__AIM OF THE TASK__.
Leaving out the pictures, please retype each record exactly.

__DATA SUPPLIED__.
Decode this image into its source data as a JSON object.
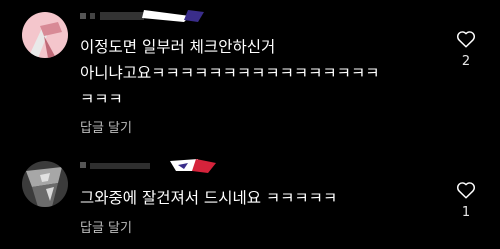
{
  "comments": [
    {
      "text_lines": [
        "이정도면 일부러 체크안하신거",
        "아니냐고요ㅋㅋㅋㅋㅋㅋㅋㅋㅋㅋㅋㅋㅋㅋㅋㅋ",
        "ㅋㅋㅋ"
      ],
      "reply_label": "답글 달기",
      "like_count": "2"
    },
    {
      "text_lines": [
        "그와중에 잘건져서 드시네요 ㅋㅋㅋㅋㅋ"
      ],
      "reply_label": "답글 달기",
      "like_count": "1"
    }
  ],
  "colors": {
    "background": "#000000",
    "text": "#ffffff",
    "secondary_text": "#bdbdbd",
    "avatar_1": "#f4c6cc",
    "avatar_2": "#4a4a4a",
    "heart_outline": "#ffffff"
  },
  "icons": {
    "like": "heart-outline-icon"
  }
}
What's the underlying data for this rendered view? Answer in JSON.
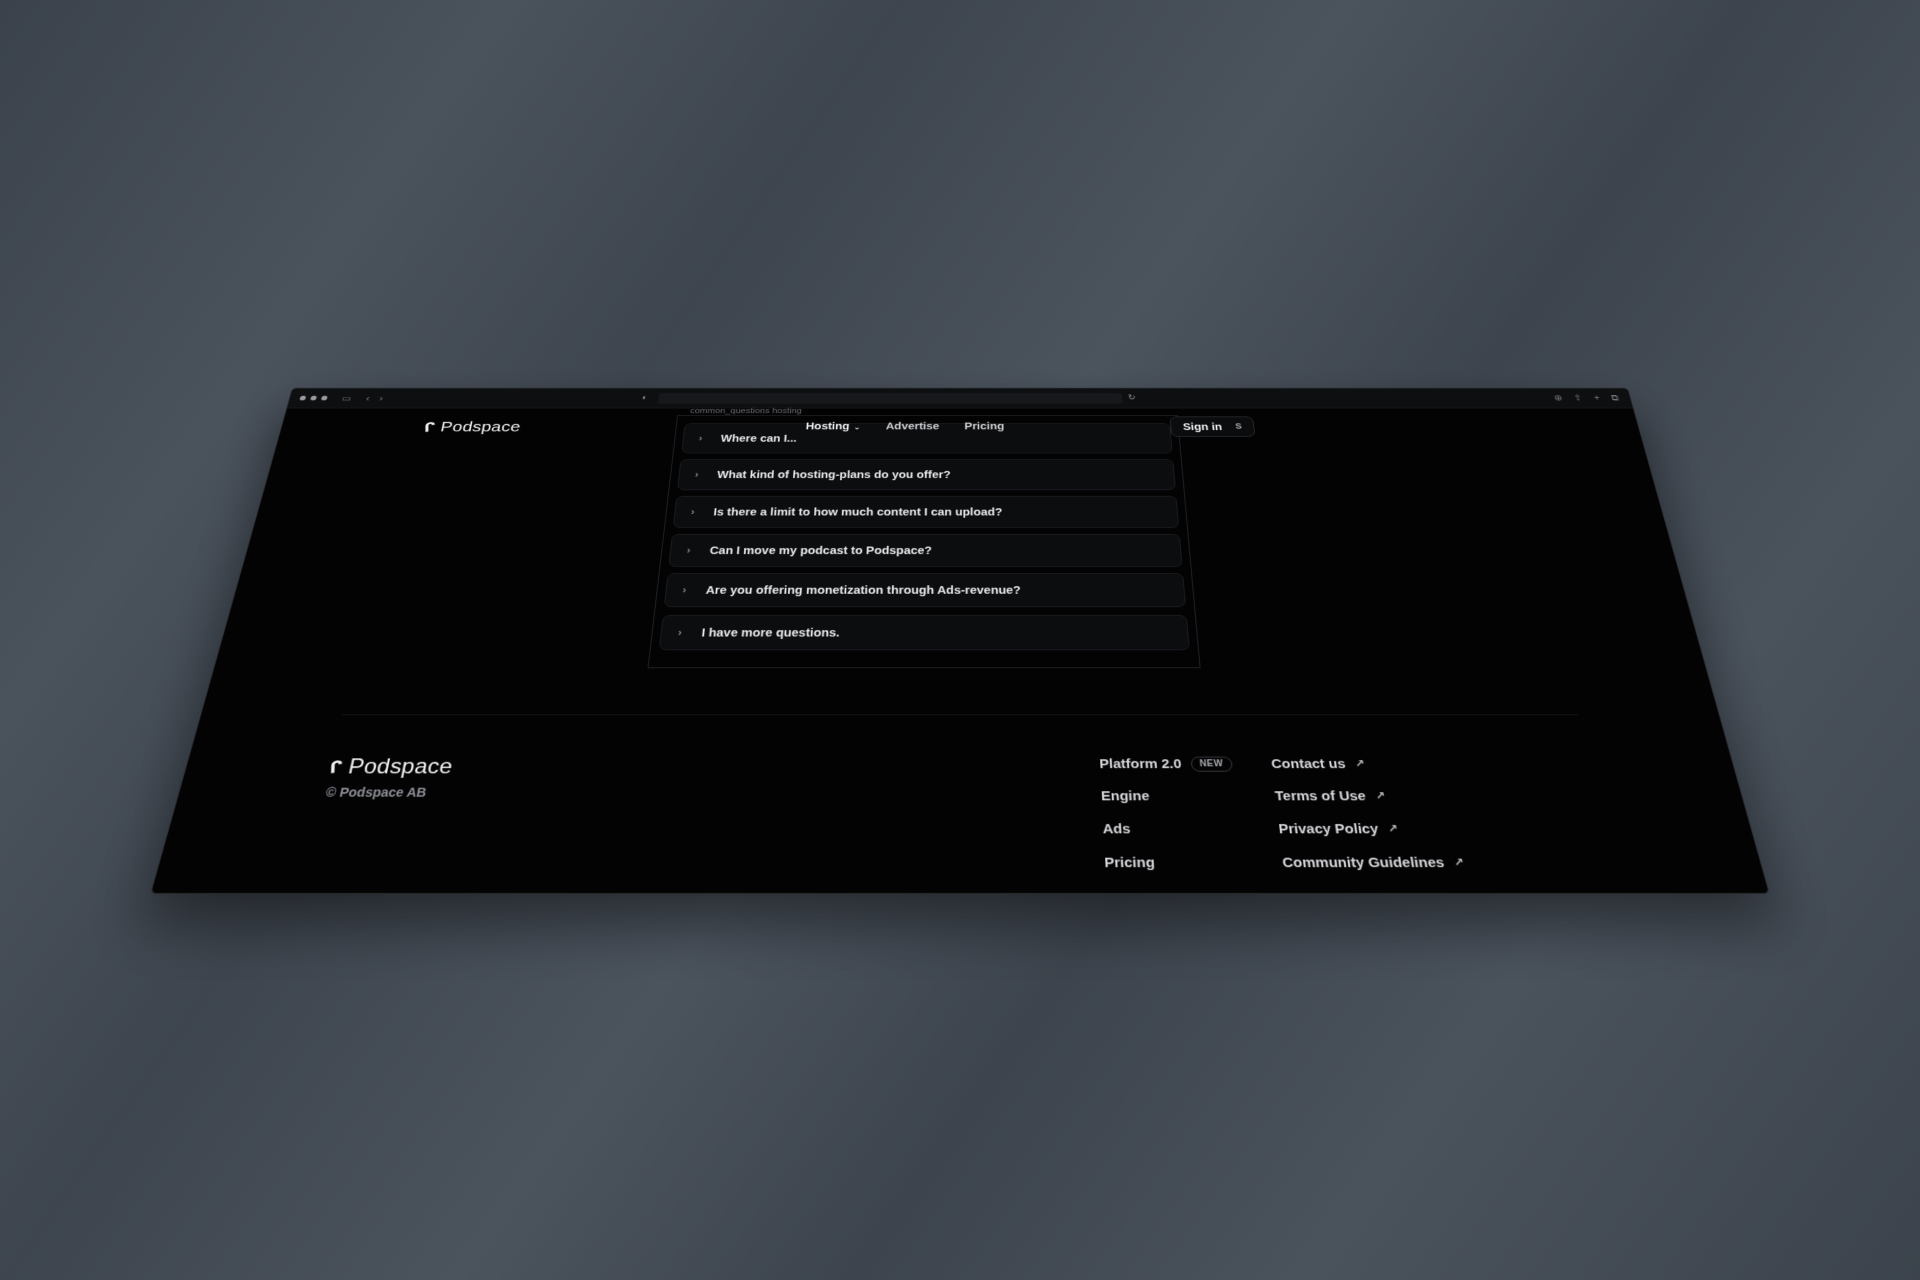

__RESULT BELOW__.
Decode this image into its source data as a JSON object.
{
  "comments": [
    {
      "text_lines": [
        "이정도면 일부러 체크안하신거",
        "아니냐고요ㅋㅋㅋㅋㅋㅋㅋㅋㅋㅋㅋㅋㅋㅋㅋㅋ",
        "ㅋㅋㅋ"
      ],
      "reply_label": "답글 달기",
      "like_count": "2"
    },
    {
      "text_lines": [
        "그와중에 잘건져서 드시네요 ㅋㅋㅋㅋㅋ"
      ],
      "reply_label": "답글 달기",
      "like_count": "1"
    }
  ],
  "colors": {
    "background": "#000000",
    "text": "#ffffff",
    "secondary_text": "#bdbdbd",
    "avatar_1": "#f4c6cc",
    "avatar_2": "#4a4a4a",
    "heart_outline": "#ffffff"
  },
  "icons": {
    "like": "heart-outline-icon"
  }
}
What's the underlying data for this rendered view? Answer in JSON.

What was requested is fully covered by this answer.